What you have to do
Extract each line where the string "ranked" shows up.

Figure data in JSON
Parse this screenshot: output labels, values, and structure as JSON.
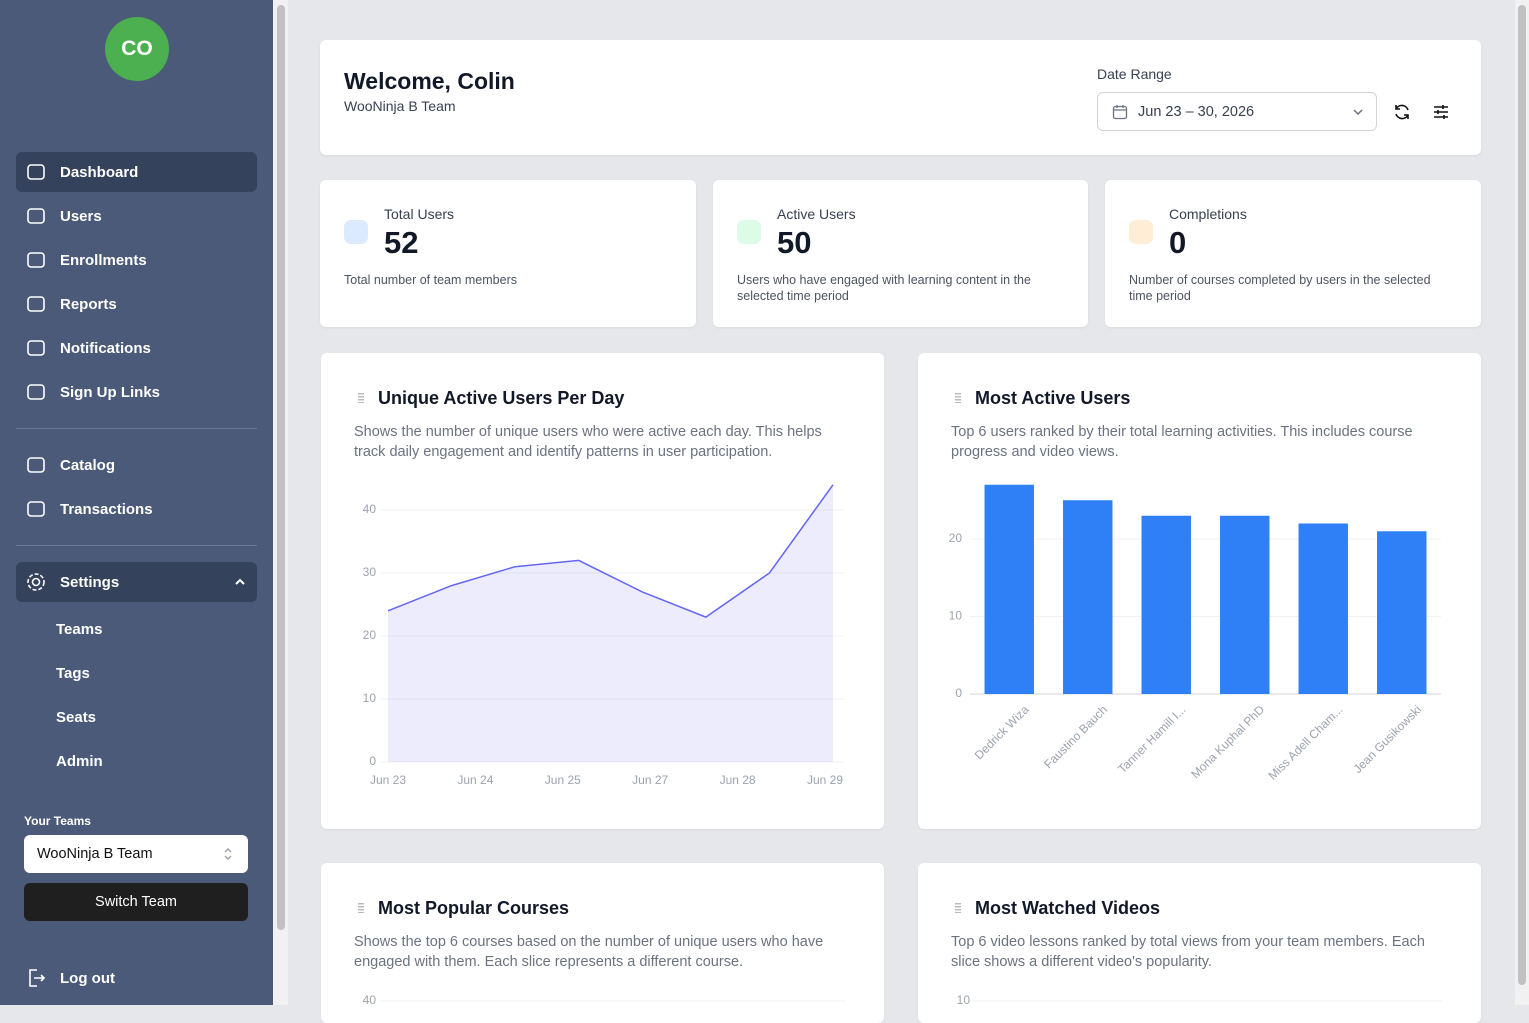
{
  "sidebar": {
    "avatar": "CO",
    "nav": [
      "Dashboard",
      "Users",
      "Enrollments",
      "Reports",
      "Notifications",
      "Sign Up Links"
    ],
    "nav2": [
      "Catalog",
      "Transactions"
    ],
    "settings": "Settings",
    "settings_items": [
      "Teams",
      "Tags",
      "Seats",
      "Admin"
    ],
    "teams_label": "Your Teams",
    "team_select": "WooNinja B Team",
    "switch_button": "Switch Team",
    "logout": "Log out"
  },
  "header": {
    "title": "Welcome, Colin",
    "subtitle": "WooNinja B Team",
    "date_label": "Date Range",
    "date_value": "Jun 23 – 30, 2026"
  },
  "stats": [
    {
      "label": "Total Users",
      "value": "52",
      "description": "Total number of team members",
      "color": "#dbeafe"
    },
    {
      "label": "Active Users",
      "value": "50",
      "description": "Users who have engaged with learning content in the selected time period",
      "color": "#dcfce7"
    },
    {
      "label": "Completions",
      "value": "0",
      "description": "Number of courses completed by users in the selected time period",
      "color": "#ffedd5"
    }
  ],
  "chart_data": [
    {
      "type": "area",
      "title": "Unique Active Users Per Day",
      "description": "Shows the number of unique users who were active each day. This helps track daily engagement and identify patterns in user participation.",
      "x_labels": [
        "Jun 23",
        "Jun 24",
        "Jun 25",
        "Jun 27",
        "Jun 28",
        "Jun 29"
      ],
      "values": [
        24,
        28,
        31,
        32,
        27,
        23,
        30,
        44
      ],
      "color": "#6366f1",
      "ylim": [
        0,
        44
      ],
      "yticks": [
        0,
        10,
        20,
        30,
        40
      ],
      "grid": true
    },
    {
      "type": "bar",
      "title": "Most Active Users",
      "description": "Top 6 users ranked by their total learning activities. This includes course progress and video views.",
      "categories": [
        "Dedrick Wiza",
        "Faustino Bauch",
        "Tanner Hamill I...",
        "Mona Kuphal PhD",
        "Miss Adell Cham...",
        "Jean Gusikowski"
      ],
      "values": [
        27,
        25,
        23,
        23,
        22,
        21
      ],
      "color": "#2f80f7",
      "ylim": [
        0,
        27
      ],
      "yticks": [
        0,
        10,
        20
      ],
      "grid": true
    }
  ],
  "panels": [
    {
      "title": "Most Popular Courses",
      "description": "Shows the top 6 courses based on the number of unique users who have engaged with them. Each slice represents a different course.",
      "yticks": [
        40
      ]
    },
    {
      "title": "Most Watched Videos",
      "description": "Top 6 video lessons ranked by total views from your team members. Each slice shows a different video's popularity.",
      "yticks": [
        10
      ]
    }
  ]
}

Correct response
      "description": "Top 6 users ranked by their total learning activities. This includes course progress and video views.",
      "description": "Top 6 video lessons ranked by total views from your team members. Each slice shows a different video's popularity.",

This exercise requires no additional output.